Your instructions:
Collect the lines of the entries where "NOTA" shows up.

** START OF Raw data **

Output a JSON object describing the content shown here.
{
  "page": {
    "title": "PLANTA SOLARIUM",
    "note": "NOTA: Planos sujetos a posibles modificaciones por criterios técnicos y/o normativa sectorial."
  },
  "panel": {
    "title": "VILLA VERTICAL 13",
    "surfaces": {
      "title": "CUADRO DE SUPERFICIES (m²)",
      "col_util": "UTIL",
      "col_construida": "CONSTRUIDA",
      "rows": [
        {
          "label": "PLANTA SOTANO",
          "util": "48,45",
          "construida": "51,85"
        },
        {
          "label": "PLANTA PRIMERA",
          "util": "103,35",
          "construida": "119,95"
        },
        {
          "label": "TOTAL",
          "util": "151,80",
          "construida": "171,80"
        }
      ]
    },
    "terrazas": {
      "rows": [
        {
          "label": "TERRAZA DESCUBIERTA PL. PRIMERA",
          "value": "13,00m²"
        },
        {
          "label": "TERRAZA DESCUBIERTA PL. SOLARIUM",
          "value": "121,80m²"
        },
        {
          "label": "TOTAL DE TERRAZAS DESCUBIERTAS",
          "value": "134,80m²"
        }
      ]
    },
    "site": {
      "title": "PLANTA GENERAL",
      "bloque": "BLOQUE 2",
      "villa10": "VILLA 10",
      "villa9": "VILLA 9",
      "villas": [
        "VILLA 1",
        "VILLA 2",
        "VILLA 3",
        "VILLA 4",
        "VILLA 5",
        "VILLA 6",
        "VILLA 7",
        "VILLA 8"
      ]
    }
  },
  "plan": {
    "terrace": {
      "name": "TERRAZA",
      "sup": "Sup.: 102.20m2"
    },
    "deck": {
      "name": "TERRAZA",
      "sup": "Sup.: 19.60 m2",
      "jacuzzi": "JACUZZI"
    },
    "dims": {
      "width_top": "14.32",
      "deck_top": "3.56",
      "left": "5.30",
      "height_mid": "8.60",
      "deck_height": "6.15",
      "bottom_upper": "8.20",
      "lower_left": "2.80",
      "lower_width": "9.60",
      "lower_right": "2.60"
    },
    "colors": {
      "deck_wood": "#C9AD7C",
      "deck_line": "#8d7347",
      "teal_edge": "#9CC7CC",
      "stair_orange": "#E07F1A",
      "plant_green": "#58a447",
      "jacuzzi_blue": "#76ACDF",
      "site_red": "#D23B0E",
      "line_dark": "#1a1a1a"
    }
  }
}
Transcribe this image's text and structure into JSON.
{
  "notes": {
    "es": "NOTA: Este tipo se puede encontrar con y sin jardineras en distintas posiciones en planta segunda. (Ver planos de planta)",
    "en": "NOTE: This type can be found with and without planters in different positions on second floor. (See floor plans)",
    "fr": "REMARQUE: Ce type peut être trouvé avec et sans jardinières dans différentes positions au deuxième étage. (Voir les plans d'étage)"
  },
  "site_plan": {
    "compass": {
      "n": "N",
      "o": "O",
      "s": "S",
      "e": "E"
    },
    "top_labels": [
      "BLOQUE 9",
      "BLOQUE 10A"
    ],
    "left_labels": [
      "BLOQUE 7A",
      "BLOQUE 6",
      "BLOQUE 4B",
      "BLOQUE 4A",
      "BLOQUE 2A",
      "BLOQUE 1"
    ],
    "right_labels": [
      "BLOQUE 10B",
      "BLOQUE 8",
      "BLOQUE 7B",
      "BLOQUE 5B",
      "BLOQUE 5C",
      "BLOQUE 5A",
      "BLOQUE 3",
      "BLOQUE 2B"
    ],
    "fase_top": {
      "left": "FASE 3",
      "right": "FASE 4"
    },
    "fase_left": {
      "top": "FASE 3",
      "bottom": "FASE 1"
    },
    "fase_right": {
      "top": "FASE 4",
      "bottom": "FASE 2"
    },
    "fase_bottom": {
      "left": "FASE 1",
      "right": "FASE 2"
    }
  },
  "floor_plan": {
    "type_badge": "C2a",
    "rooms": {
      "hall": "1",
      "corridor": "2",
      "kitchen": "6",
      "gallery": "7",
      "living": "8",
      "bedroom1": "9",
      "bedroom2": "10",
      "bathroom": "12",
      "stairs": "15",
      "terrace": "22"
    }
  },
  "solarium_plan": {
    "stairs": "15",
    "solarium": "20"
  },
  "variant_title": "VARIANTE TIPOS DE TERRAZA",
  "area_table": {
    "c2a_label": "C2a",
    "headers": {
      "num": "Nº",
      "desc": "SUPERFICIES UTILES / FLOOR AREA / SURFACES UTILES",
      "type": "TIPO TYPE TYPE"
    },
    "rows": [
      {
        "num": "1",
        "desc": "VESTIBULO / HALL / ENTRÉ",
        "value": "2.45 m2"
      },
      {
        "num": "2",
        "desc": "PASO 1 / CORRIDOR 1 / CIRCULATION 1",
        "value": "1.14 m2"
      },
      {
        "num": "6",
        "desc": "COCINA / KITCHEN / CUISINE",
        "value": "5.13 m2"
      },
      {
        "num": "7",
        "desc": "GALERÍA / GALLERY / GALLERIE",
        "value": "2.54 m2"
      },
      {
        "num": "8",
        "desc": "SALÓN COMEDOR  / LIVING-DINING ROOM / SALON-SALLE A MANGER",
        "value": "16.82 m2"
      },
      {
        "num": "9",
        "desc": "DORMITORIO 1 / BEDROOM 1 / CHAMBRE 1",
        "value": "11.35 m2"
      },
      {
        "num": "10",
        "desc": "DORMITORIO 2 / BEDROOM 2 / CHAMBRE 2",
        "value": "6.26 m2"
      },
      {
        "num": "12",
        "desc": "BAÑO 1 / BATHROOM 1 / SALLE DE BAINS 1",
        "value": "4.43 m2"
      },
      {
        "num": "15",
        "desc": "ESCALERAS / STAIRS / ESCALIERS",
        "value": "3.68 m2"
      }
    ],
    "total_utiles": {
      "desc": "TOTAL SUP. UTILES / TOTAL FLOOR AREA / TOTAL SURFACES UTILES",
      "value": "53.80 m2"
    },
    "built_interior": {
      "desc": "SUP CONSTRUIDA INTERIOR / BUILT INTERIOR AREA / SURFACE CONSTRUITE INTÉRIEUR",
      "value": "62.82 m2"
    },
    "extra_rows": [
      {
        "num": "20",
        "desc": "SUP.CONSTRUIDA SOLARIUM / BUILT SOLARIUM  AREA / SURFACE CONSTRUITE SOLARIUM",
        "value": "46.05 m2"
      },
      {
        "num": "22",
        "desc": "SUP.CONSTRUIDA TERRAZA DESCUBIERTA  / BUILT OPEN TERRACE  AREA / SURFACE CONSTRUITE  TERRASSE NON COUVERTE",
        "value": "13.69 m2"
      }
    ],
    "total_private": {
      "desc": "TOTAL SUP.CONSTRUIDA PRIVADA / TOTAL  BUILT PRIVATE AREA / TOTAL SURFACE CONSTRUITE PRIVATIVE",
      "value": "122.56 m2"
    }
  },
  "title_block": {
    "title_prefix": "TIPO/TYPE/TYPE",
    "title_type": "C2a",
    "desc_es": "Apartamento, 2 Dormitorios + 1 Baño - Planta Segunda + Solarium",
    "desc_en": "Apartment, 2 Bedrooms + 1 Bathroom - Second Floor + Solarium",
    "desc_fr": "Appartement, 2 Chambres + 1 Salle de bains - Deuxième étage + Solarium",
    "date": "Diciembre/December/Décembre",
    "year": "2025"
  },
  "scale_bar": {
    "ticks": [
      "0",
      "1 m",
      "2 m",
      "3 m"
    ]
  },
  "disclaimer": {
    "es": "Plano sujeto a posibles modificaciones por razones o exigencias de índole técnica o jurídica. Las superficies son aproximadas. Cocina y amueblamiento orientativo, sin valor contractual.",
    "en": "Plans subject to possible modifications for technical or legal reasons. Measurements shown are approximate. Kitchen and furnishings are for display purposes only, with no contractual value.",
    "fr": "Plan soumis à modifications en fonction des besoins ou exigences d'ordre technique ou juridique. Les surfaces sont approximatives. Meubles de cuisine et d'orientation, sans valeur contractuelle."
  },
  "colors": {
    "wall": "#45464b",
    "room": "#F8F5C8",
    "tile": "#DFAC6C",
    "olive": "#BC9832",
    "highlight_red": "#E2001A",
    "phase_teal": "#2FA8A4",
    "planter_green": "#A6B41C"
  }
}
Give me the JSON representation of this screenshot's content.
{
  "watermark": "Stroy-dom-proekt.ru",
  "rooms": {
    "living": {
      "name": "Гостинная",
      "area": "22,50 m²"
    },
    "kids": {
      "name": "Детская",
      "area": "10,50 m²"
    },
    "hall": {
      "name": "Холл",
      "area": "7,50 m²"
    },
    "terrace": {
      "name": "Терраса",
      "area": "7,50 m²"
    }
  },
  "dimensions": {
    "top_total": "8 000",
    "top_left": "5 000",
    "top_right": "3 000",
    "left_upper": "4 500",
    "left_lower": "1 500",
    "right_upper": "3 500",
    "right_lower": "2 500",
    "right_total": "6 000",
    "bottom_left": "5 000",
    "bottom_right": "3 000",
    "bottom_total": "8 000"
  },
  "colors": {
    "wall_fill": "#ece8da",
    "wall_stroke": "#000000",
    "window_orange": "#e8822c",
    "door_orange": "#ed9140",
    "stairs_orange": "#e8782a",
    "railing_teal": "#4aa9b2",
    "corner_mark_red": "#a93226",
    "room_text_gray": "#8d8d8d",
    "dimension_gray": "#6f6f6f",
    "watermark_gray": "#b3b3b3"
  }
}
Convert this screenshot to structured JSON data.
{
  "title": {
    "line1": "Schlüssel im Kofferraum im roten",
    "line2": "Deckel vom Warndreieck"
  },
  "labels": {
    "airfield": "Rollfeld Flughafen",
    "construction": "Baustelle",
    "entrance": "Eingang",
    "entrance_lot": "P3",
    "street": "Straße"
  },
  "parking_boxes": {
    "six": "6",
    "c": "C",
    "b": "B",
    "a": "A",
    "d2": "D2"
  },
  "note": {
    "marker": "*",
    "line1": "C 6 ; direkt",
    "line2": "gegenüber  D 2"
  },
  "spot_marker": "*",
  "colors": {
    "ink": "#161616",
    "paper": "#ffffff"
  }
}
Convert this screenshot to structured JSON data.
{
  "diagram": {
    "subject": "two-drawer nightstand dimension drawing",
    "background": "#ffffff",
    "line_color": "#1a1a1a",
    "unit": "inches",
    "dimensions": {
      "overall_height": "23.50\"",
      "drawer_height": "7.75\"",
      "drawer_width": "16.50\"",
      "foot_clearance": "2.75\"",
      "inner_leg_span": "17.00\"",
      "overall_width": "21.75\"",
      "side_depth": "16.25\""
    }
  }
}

** END OF Raw data **

Written response:
    "note": "NOTA: Planos sujetos a posibles modificaciones por criterios técnicos y/o normativa sectorial."
    "es": "NOTA: Este tipo se puede encontrar con y sin jardineras en distintas posiciones en planta segunda. (Ver planos de planta)",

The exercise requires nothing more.